REQUIREMENTS: Count each line below that has "content" anywhere in it. Answer with the total alone.

SUPPLIED DATA:
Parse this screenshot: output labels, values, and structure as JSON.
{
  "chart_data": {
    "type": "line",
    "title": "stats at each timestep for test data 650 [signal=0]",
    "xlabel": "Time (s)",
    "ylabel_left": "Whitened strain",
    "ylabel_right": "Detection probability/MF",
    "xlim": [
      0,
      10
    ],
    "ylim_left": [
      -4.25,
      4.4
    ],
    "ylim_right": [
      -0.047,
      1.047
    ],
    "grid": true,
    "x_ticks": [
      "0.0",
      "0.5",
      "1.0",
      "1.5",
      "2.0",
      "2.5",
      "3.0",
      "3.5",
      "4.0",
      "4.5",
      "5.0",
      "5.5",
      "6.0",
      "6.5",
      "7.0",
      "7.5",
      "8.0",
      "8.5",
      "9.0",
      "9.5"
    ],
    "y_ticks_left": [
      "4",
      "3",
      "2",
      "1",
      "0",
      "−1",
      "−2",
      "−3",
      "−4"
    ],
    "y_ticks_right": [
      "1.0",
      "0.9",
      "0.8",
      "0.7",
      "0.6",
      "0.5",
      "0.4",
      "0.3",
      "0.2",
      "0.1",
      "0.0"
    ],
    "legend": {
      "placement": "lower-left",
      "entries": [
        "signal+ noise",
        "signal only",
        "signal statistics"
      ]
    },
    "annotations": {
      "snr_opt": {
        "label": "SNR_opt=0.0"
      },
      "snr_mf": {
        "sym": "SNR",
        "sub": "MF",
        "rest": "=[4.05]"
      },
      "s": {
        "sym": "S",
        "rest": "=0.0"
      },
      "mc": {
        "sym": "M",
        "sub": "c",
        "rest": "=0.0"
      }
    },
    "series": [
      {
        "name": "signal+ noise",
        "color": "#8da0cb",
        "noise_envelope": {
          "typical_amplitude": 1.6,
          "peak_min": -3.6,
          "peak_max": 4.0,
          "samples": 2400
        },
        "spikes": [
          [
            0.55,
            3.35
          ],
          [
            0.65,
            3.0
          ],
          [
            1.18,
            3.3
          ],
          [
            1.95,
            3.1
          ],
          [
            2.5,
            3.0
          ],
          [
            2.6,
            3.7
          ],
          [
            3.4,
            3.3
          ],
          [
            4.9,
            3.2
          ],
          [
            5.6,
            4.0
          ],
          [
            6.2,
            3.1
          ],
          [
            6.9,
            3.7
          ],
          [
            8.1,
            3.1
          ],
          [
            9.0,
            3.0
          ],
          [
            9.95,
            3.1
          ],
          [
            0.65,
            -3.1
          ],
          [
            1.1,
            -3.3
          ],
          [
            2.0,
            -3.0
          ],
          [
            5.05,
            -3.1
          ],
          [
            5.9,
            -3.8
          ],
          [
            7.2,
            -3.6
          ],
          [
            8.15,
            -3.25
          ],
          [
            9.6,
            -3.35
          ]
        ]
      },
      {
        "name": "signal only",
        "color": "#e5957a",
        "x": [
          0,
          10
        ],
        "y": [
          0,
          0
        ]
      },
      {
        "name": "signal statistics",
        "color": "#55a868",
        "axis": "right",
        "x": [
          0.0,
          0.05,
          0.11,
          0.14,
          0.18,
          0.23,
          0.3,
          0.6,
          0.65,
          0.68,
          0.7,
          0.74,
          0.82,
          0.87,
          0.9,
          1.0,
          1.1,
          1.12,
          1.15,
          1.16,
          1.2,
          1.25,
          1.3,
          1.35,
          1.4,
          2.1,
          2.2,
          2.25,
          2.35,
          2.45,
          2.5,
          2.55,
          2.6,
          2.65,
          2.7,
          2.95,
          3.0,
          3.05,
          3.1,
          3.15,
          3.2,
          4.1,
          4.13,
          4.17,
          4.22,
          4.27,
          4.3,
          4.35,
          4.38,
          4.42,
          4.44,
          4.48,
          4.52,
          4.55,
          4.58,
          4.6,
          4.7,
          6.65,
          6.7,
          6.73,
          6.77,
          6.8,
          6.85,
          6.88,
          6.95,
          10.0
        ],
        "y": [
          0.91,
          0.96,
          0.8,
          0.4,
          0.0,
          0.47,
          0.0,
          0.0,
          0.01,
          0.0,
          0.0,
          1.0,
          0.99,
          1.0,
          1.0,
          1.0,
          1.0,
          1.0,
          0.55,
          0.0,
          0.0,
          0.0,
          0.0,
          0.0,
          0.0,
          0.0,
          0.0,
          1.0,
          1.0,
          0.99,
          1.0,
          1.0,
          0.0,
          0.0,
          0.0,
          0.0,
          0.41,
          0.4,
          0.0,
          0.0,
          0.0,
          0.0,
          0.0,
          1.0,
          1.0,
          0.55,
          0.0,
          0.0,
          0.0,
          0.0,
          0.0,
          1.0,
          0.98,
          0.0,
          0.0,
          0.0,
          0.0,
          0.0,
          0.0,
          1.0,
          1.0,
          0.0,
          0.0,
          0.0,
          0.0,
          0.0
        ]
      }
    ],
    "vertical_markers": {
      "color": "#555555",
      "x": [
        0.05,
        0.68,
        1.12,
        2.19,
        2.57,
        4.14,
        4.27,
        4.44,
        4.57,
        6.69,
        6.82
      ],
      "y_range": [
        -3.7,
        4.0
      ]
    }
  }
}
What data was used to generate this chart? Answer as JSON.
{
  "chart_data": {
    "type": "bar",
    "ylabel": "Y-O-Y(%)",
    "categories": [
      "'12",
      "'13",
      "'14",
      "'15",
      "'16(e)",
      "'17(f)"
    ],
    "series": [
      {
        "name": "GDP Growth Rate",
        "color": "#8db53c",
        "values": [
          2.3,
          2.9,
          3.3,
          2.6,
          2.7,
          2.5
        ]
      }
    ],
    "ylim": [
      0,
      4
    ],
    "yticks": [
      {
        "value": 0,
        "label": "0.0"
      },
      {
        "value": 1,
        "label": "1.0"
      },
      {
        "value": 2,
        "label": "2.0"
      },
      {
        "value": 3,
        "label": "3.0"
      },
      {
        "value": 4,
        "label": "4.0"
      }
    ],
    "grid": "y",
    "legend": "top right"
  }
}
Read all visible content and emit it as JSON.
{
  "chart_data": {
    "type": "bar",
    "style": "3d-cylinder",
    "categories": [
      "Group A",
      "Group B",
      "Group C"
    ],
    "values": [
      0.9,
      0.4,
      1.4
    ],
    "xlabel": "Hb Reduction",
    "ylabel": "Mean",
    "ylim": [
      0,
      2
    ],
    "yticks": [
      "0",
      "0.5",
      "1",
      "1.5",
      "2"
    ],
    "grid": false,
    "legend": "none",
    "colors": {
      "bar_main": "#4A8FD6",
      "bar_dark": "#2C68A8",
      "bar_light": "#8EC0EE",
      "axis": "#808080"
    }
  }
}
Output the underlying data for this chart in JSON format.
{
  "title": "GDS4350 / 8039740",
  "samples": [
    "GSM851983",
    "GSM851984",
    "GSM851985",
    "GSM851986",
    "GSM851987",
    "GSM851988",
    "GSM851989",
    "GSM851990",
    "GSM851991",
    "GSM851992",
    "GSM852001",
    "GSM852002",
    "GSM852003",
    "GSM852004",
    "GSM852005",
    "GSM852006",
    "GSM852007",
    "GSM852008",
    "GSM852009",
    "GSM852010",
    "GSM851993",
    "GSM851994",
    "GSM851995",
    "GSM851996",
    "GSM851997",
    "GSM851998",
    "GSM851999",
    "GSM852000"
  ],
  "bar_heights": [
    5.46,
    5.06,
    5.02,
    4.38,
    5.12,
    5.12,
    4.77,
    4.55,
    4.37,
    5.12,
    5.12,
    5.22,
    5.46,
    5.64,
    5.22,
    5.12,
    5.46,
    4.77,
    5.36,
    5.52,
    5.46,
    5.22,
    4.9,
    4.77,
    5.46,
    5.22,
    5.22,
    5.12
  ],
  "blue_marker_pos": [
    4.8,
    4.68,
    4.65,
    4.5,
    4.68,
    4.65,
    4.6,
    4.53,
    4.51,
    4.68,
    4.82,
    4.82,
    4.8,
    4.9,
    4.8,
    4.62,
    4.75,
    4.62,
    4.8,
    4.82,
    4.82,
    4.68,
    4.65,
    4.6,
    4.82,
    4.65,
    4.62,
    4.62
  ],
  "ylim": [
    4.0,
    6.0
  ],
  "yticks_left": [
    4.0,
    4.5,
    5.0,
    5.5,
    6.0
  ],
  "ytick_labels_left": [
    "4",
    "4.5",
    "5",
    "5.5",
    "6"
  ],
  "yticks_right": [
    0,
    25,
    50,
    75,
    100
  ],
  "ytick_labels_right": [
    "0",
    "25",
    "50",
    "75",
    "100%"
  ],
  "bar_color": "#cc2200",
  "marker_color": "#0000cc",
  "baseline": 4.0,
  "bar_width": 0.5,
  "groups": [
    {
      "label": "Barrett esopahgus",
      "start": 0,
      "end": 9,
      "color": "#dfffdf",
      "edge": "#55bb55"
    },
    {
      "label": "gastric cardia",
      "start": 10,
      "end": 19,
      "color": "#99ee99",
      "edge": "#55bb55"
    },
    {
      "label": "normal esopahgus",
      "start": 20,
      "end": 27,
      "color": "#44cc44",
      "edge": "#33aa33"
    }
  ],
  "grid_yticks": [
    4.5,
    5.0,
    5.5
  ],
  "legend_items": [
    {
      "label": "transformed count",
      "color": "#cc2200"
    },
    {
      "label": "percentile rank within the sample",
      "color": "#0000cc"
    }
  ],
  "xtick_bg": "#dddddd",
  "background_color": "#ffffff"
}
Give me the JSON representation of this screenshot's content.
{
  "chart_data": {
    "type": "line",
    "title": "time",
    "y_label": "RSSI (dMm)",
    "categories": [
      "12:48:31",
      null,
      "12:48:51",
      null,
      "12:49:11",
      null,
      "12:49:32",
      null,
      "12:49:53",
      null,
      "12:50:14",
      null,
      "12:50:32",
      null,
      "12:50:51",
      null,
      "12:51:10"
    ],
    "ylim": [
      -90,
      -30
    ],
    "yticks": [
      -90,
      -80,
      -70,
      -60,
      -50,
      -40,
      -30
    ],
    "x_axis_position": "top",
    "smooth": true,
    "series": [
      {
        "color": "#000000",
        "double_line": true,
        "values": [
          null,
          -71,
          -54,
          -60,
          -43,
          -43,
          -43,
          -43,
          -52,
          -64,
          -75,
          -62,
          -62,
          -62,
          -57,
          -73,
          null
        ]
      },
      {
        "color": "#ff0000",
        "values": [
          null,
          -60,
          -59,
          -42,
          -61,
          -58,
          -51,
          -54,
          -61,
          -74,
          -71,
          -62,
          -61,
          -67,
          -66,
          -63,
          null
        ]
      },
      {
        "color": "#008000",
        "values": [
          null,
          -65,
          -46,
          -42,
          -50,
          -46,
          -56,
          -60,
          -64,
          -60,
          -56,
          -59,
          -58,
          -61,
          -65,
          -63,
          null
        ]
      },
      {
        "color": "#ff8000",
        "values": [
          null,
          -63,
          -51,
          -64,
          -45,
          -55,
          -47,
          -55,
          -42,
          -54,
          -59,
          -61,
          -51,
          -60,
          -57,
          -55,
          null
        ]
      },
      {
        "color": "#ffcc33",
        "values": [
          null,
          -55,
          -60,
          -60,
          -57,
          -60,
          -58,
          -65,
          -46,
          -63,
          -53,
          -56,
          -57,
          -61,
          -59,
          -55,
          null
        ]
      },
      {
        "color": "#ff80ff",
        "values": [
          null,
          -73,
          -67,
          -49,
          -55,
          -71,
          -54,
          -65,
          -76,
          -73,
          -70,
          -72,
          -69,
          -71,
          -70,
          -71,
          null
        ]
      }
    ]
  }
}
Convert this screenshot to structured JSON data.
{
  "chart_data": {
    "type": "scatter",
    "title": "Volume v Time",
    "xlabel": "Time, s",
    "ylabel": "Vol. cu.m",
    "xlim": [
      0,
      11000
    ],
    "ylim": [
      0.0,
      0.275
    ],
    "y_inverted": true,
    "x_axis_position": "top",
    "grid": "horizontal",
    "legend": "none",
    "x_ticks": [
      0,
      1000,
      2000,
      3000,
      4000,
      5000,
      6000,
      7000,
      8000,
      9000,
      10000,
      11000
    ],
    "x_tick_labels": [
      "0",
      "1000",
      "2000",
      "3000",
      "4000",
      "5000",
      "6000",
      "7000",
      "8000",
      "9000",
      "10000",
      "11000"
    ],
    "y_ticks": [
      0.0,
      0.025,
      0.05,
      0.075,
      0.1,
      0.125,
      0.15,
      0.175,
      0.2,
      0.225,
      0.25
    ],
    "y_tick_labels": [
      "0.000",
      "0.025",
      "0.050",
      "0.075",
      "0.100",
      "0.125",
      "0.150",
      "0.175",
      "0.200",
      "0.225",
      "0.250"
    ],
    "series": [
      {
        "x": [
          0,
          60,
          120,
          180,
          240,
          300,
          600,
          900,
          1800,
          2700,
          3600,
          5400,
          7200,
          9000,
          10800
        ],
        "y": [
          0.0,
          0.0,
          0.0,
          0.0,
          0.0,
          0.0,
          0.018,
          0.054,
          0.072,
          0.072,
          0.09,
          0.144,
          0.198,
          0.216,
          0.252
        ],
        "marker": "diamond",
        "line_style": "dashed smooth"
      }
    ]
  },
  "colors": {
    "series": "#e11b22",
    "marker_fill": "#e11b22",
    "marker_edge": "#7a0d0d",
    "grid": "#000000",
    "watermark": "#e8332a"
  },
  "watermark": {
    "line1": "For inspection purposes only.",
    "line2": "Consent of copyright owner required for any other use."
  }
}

FINISHED ANSWER: 2